Every line in the listing is to be echoed verbatim.

[Start Supplied information]

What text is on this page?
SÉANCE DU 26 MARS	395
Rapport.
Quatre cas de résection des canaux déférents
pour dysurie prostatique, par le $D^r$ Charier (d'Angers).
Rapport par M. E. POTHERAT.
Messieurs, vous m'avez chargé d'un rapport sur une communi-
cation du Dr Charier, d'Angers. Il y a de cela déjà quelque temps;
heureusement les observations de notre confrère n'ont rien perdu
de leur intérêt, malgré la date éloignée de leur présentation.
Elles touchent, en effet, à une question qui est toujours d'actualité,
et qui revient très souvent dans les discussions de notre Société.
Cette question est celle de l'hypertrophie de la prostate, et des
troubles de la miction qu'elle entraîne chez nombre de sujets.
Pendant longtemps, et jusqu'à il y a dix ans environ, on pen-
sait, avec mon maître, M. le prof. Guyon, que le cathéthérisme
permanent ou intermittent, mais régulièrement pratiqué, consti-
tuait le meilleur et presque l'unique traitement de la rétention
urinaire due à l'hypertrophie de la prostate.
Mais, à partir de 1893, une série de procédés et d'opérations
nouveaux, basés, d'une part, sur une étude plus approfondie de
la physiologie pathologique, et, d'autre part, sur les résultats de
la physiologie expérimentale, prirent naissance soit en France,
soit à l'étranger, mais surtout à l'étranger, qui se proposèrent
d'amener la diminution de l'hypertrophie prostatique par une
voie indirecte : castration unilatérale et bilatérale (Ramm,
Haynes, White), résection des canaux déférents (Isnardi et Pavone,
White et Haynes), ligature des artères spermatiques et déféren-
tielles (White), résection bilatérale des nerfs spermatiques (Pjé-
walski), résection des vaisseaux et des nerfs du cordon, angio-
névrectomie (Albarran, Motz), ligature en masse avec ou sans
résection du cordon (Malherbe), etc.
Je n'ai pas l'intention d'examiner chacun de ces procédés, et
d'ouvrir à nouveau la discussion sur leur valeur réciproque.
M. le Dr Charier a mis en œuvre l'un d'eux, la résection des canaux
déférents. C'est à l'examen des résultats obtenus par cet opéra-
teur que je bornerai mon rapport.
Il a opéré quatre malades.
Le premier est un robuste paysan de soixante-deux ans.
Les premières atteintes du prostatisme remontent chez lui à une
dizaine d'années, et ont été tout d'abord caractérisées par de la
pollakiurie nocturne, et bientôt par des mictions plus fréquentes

[End Supplied information]

=== Reply to the exercise ===
What text is on this page?
SÉANCE DU 26 MARS	395
Rapport.
Quatre cas de résection des canaux déférents
pour dysurie prostatique, par le $D^r$ Charier (d'Angers).
Rapport par M. E. POTHERAT.
Messieurs, vous m'avez chargé d'un rapport sur une communi-
cation du Dr Charier, d'Angers. Il y a de cela déjà quelque temps;
heureusement les observations de notre confrère n'ont rien perdu
de leur intérêt, malgré la date éloignée de leur présentation.
Elles touchent, en effet, à une question qui est toujours d'actualité,
et qui revient très souvent dans les discussions de notre Société.
Cette question est celle de l'hypertrophie de la prostate, et des
troubles de la miction qu'elle entraîne chez nombre de sujets.
Pendant longtemps, et jusqu'à il y a dix ans environ, on pen-
sait, avec mon maître, M. le prof. Guyon, que le cathéthérisme
permanent ou intermittent, mais régulièrement pratiqué, consti-
tuait le meilleur et presque l'unique traitement de la rétention
urinaire due à l'hypertrophie de la prostate.
Mais, à partir de 1893, une série de procédés et d'opérations
nouveaux, basés, d'une part, sur une étude plus approfondie de
la physiologie pathologique, et, d'autre part, sur les résultats de
la physiologie expérimentale, prirent naissance soit en France,
soit à l'étranger, mais surtout à l'étranger, qui se proposèrent
d'amener la diminution de l'hypertrophie prostatique par une
voie indirecte : castration unilatérale et bilatérale (Ramm,
Haynes, White), résection des canaux déférents (Isnardi et Pavone,
White et Haynes), ligature des artères spermatiques et déféren-
tielles (White), résection bilatérale des nerfs spermatiques (Pjé-
walski), résection des vaisseaux et des nerfs du cordon, angio-
névrectomie (Albarran, Motz), ligature en masse avec ou sans
résection du cordon (Malherbe), etc.
Je n'ai pas l'intention d'examiner chacun de ces procédés, et
d'ouvrir à nouveau la discussion sur leur valeur réciproque.
M. le Dr Charier a mis en œuvre l'un d'eux, la résection des canaux
déférents. C'est à l'examen des résultats obtenus par cet opéra-
teur que je bornerai mon rapport.
Il a opéré quatre malades.
Le premier est un robuste paysan de soixante-deux ans.
Les premières atteintes du prostatisme remontent chez lui à une
dizaine d'années, et ont été tout d'abord caractérisées par de la
pollakiurie nocturne, et bientôt par des mictions plus fréquentes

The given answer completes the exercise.